- Data to use
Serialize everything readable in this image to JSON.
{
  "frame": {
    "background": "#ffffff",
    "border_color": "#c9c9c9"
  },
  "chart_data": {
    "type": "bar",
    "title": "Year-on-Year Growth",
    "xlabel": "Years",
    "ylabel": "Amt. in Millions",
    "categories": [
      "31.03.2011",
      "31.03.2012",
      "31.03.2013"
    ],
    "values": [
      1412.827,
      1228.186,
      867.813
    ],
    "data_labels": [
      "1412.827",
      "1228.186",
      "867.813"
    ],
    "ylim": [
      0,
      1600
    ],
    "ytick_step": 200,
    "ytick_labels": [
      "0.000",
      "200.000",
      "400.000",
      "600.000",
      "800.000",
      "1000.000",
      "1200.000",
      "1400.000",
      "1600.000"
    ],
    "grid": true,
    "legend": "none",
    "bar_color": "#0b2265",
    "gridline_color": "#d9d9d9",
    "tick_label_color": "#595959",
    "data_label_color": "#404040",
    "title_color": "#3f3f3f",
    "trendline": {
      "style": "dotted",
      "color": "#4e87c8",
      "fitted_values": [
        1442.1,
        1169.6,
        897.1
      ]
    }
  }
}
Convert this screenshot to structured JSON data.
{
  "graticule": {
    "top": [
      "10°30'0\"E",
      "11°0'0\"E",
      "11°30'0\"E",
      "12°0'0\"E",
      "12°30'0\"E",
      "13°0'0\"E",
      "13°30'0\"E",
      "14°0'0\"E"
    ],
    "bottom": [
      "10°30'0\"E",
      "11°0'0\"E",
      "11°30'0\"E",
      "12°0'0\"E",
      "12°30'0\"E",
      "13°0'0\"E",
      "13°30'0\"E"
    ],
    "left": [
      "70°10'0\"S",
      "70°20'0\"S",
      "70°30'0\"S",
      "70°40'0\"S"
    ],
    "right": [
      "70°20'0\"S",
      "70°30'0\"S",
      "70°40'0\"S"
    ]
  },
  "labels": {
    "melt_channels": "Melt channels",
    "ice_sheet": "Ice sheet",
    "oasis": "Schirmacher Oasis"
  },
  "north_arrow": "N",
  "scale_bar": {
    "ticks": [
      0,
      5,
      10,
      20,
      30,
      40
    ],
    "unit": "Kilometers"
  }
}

- Task statement
Show, from the listing above, each line that contains the word "JSON".

- Solution to the problem
Serialize everything readable in this image to JSON.
Convert this screenshot to structured JSON data.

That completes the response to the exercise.